[START OF DATASET EXCERPTS]

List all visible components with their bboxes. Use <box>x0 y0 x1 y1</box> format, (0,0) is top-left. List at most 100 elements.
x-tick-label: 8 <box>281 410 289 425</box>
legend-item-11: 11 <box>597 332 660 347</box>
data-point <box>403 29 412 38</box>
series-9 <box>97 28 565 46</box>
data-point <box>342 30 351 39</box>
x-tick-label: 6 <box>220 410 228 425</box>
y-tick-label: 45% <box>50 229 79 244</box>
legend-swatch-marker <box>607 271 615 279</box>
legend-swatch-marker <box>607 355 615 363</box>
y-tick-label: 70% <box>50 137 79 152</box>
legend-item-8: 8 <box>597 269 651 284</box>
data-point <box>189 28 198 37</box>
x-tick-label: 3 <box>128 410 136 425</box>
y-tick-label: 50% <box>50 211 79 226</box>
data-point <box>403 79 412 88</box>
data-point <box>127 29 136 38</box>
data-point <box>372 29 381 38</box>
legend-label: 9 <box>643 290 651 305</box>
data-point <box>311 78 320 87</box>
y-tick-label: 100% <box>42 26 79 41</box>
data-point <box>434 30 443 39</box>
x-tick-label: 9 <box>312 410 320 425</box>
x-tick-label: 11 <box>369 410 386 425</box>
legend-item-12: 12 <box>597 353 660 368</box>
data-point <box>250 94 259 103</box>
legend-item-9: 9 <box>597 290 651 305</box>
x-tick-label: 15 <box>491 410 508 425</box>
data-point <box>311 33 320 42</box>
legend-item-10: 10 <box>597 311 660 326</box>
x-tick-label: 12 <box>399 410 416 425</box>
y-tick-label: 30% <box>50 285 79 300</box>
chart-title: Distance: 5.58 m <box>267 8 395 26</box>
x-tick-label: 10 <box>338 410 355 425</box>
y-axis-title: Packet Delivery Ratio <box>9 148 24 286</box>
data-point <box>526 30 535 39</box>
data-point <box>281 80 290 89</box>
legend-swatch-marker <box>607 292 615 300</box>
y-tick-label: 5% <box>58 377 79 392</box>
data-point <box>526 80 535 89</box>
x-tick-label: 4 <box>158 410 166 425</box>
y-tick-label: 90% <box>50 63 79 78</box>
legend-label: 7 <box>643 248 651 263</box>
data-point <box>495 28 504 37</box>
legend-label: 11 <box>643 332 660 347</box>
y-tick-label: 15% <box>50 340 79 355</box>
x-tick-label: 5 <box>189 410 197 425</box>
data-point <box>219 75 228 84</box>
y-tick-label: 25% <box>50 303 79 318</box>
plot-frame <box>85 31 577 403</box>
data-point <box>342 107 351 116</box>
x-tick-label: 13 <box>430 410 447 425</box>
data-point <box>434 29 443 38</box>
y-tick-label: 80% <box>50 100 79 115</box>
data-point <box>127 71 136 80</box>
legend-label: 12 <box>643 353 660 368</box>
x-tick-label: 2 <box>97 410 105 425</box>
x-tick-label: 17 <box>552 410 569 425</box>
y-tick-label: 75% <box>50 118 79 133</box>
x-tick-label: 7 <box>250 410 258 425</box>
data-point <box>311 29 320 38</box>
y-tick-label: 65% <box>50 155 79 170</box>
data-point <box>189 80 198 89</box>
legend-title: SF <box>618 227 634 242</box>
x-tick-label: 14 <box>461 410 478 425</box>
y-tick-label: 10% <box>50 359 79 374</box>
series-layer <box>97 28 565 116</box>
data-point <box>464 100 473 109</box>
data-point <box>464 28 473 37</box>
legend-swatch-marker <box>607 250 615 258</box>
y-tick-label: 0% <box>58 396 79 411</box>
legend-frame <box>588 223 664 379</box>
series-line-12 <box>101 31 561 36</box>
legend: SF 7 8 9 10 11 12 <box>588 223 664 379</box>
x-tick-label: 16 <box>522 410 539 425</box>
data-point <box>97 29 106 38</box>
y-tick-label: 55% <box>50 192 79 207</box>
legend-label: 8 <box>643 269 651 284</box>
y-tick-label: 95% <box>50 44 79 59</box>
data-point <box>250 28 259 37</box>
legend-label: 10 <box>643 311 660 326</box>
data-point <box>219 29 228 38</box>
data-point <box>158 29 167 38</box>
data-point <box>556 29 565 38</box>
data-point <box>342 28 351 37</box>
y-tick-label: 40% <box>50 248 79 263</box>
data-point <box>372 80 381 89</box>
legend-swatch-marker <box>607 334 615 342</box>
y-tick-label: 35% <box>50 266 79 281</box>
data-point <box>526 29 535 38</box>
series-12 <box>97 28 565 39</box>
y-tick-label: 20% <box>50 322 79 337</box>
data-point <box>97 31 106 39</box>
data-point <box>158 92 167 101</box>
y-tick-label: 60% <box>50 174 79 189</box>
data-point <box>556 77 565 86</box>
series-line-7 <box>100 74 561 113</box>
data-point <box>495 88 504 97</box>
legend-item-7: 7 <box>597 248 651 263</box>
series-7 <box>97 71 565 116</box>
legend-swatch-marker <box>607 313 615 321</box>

[END OF DATASET EXCERPTS]

• DIRECTIONS FOR THIS TASK
Please return each item above word for word, leaving nothing out and changing nothing.

• WORKED SOLUTION
List all visible components with their bboxes. Use <box>x0 y0 x1 y1</box> format, (0,0) is top-left. List at most 100 elements.
x-tick-label: 8 <box>281 410 289 425</box>
legend-item-11: 11 <box>597 332 660 347</box>
data-point <box>403 29 412 38</box>
series-9 <box>97 28 565 46</box>
data-point <box>342 30 351 39</box>
x-tick-label: 6 <box>220 410 228 425</box>
y-tick-label: 45% <box>50 229 79 244</box>
legend-swatch-marker <box>607 271 615 279</box>
legend-swatch-marker <box>607 355 615 363</box>
y-tick-label: 70% <box>50 137 79 152</box>
legend-item-8: 8 <box>597 269 651 284</box>
data-point <box>189 28 198 37</box>
x-tick-label: 3 <box>128 410 136 425</box>
y-tick-label: 50% <box>50 211 79 226</box>
data-point <box>403 79 412 88</box>
data-point <box>127 29 136 38</box>
data-point <box>372 29 381 38</box>
legend-label: 9 <box>643 290 651 305</box>
data-point <box>311 78 320 87</box>
y-tick-label: 100% <box>42 26 79 41</box>
data-point <box>434 30 443 39</box>
x-tick-label: 9 <box>312 410 320 425</box>
x-tick-label: 11 <box>369 410 386 425</box>
legend-item-12: 12 <box>597 353 660 368</box>
data-point <box>250 94 259 103</box>
legend-item-9: 9 <box>597 290 651 305</box>
x-tick-label: 15 <box>491 410 508 425</box>
data-point <box>311 33 320 42</box>
legend-item-10: 10 <box>597 311 660 326</box>
x-tick-label: 12 <box>399 410 416 425</box>
y-tick-label: 30% <box>50 285 79 300</box>
chart-title: Distance: 5.58 m <box>267 8 395 26</box>
x-tick-label: 10 <box>338 410 355 425</box>
y-axis-title: Packet Delivery Ratio <box>9 148 24 286</box>
data-point <box>526 30 535 39</box>
data-point <box>281 80 290 89</box>
legend-swatch-marker <box>607 292 615 300</box>
y-tick-label: 5% <box>58 377 79 392</box>
data-point <box>526 80 535 89</box>
x-tick-label: 4 <box>158 410 166 425</box>
y-tick-label: 90% <box>50 63 79 78</box>
legend-label: 7 <box>643 248 651 263</box>
data-point <box>495 28 504 37</box>
legend-label: 11 <box>643 332 660 347</box>
y-tick-label: 15% <box>50 340 79 355</box>
x-tick-label: 5 <box>189 410 197 425</box>
data-point <box>219 75 228 84</box>
y-tick-label: 25% <box>50 303 79 318</box>
plot-frame <box>85 31 577 403</box>
data-point <box>342 107 351 116</box>
x-tick-label: 13 <box>430 410 447 425</box>
data-point <box>434 29 443 38</box>
y-tick-label: 80% <box>50 100 79 115</box>
data-point <box>127 71 136 80</box>
legend-label: 12 <box>643 353 660 368</box>
x-tick-label: 2 <box>97 410 105 425</box>
x-tick-label: 17 <box>552 410 569 425</box>
y-tick-label: 75% <box>50 118 79 133</box>
x-tick-label: 7 <box>250 410 258 425</box>
data-point <box>311 29 320 38</box>
y-tick-label: 65% <box>50 155 79 170</box>
data-point <box>189 80 198 89</box>
legend-title: SF <box>618 227 634 242</box>
x-tick-label: 14 <box>461 410 478 425</box>
y-tick-label: 10% <box>50 359 79 374</box>
series-layer <box>97 28 565 116</box>
data-point <box>464 100 473 109</box>
data-point <box>464 28 473 37</box>
legend-swatch-marker <box>607 250 615 258</box>
y-tick-label: 0% <box>58 396 79 411</box>
legend-frame <box>588 223 664 379</box>
series-line-12 <box>101 31 561 36</box>
legend: SF 7 8 9 10 11 12 <box>588 223 664 379</box>
x-tick-label: 16 <box>522 410 539 425</box>
data-point <box>97 29 106 38</box>
y-tick-label: 55% <box>50 192 79 207</box>
legend-label: 8 <box>643 269 651 284</box>
y-tick-label: 95% <box>50 44 79 59</box>
data-point <box>250 28 259 37</box>
legend-label: 10 <box>643 311 660 326</box>
data-point <box>219 29 228 38</box>
data-point <box>158 29 167 38</box>
data-point <box>556 29 565 38</box>
data-point <box>342 28 351 37</box>
y-tick-label: 40% <box>50 248 79 263</box>
data-point <box>372 80 381 89</box>
legend-swatch-marker <box>607 334 615 342</box>
y-tick-label: 35% <box>50 266 79 281</box>
data-point <box>526 29 535 38</box>
series-12 <box>97 28 565 39</box>
y-tick-label: 20% <box>50 322 79 337</box>
data-point <box>97 31 106 39</box>
data-point <box>158 92 167 101</box>
y-tick-label: 60% <box>50 174 79 189</box>
data-point <box>556 77 565 86</box>
series-line-7 <box>100 74 561 113</box>
data-point <box>495 88 504 97</box>
legend-item-7: 7 <box>597 248 651 263</box>
series-7 <box>97 71 565 116</box>
legend-swatch-marker <box>607 313 615 321</box>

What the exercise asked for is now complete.